* **Data items**
┄┄┄┄┄┄┄┄┄┄
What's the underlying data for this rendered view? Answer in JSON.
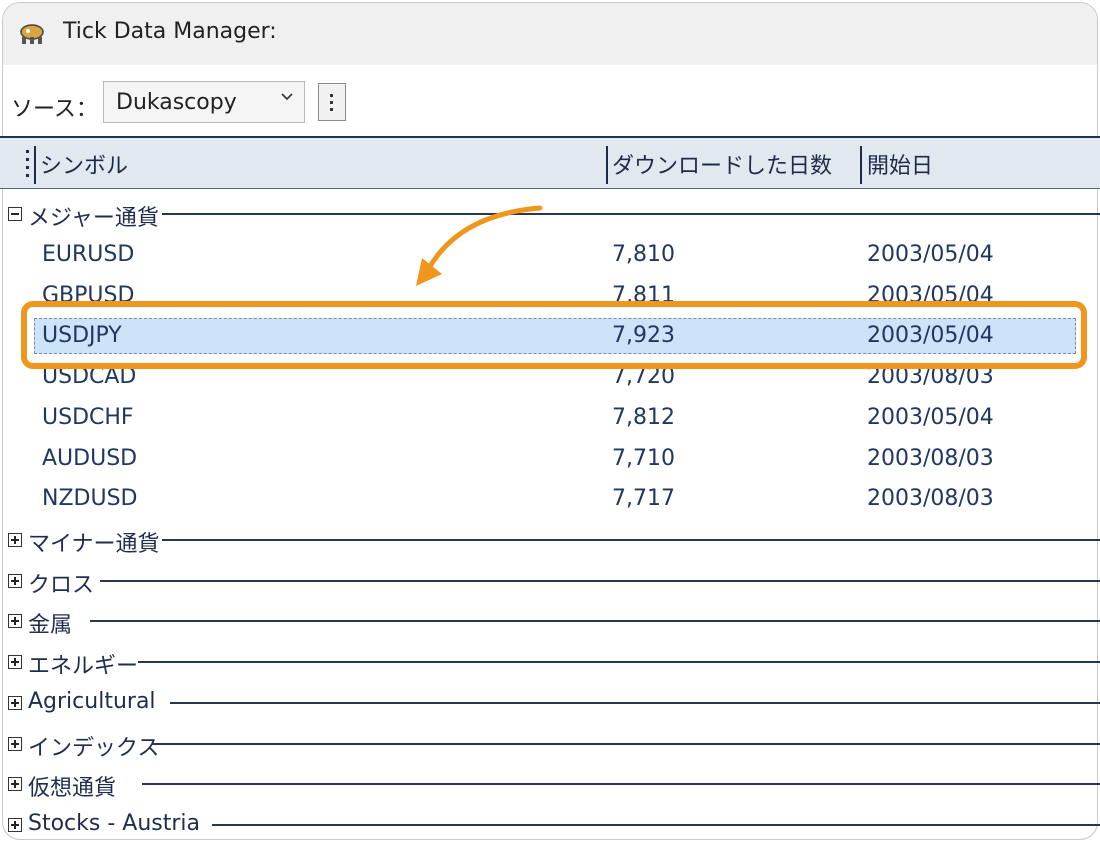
{
  "window": {
    "title": "Tick Data Manager:"
  },
  "source": {
    "label": "ソース：",
    "selected": "Dukascopy"
  },
  "columns": [
    "シンボル",
    "ダウンロードした日数",
    "開始日"
  ],
  "groups": [
    {
      "name": "メジャー通貨",
      "expanded": true
    },
    {
      "name": "マイナー通貨",
      "expanded": false
    },
    {
      "name": "クロス",
      "expanded": false
    },
    {
      "name": "金属",
      "expanded": false
    },
    {
      "name": "エネルギー",
      "expanded": false
    },
    {
      "name": "Agricultural",
      "expanded": false
    },
    {
      "name": "インデックス",
      "expanded": false
    },
    {
      "name": "仮想通貨",
      "expanded": false
    },
    {
      "name": "Stocks - Austria",
      "expanded": false
    }
  ],
  "rows": [
    {
      "symbol": "EURUSD",
      "days": "7,810",
      "start": "2003/05/04"
    },
    {
      "symbol": "GBPUSD",
      "days": "7,811",
      "start": "2003/05/04"
    },
    {
      "symbol": "USDJPY",
      "days": "7,923",
      "start": "2003/05/04",
      "selected": true
    },
    {
      "symbol": "USDCAD",
      "days": "7,720",
      "start": "2003/08/03"
    },
    {
      "symbol": "USDCHF",
      "days": "7,812",
      "start": "2003/05/04"
    },
    {
      "symbol": "AUDUSD",
      "days": "7,710",
      "start": "2003/08/03"
    },
    {
      "symbol": "NZDUSD",
      "days": "7,717",
      "start": "2003/08/03"
    }
  ],
  "colors": {
    "highlight": "#f0961d",
    "selection": "#cce3f9"
  }
}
┄┄┄┄┄┄┄┄┄┄
* **THE REQUEST**
All records must be output exactly as they are, except for the pictures, which are left out.

* **COMPLETED EXERCISE**
What's the underlying data for this rendered view? Answer in JSON.
{
  "window": {
    "title": "Tick Data Manager:"
  },
  "source": {
    "label": "ソース：",
    "selected": "Dukascopy"
  },
  "columns": [
    "シンボル",
    "ダウンロードした日数",
    "開始日"
  ],
  "groups": [
    {
      "name": "メジャー通貨",
      "expanded": true
    },
    {
      "name": "マイナー通貨",
      "expanded": false
    },
    {
      "name": "クロス",
      "expanded": false
    },
    {
      "name": "金属",
      "expanded": false
    },
    {
      "name": "エネルギー",
      "expanded": false
    },
    {
      "name": "Agricultural",
      "expanded": false
    },
    {
      "name": "インデックス",
      "expanded": false
    },
    {
      "name": "仮想通貨",
      "expanded": false
    },
    {
      "name": "Stocks - Austria",
      "expanded": false
    }
  ],
  "rows": [
    {
      "symbol": "EURUSD",
      "days": "7,810",
      "start": "2003/05/04"
    },
    {
      "symbol": "GBPUSD",
      "days": "7,811",
      "start": "2003/05/04"
    },
    {
      "symbol": "USDJPY",
      "days": "7,923",
      "start": "2003/05/04",
      "selected": true
    },
    {
      "symbol": "USDCAD",
      "days": "7,720",
      "start": "2003/08/03"
    },
    {
      "symbol": "USDCHF",
      "days": "7,812",
      "start": "2003/05/04"
    },
    {
      "symbol": "AUDUSD",
      "days": "7,710",
      "start": "2003/08/03"
    },
    {
      "symbol": "NZDUSD",
      "days": "7,717",
      "start": "2003/08/03"
    }
  ],
  "colors": {
    "highlight": "#f0961d",
    "selection": "#cce3f9"
  }
}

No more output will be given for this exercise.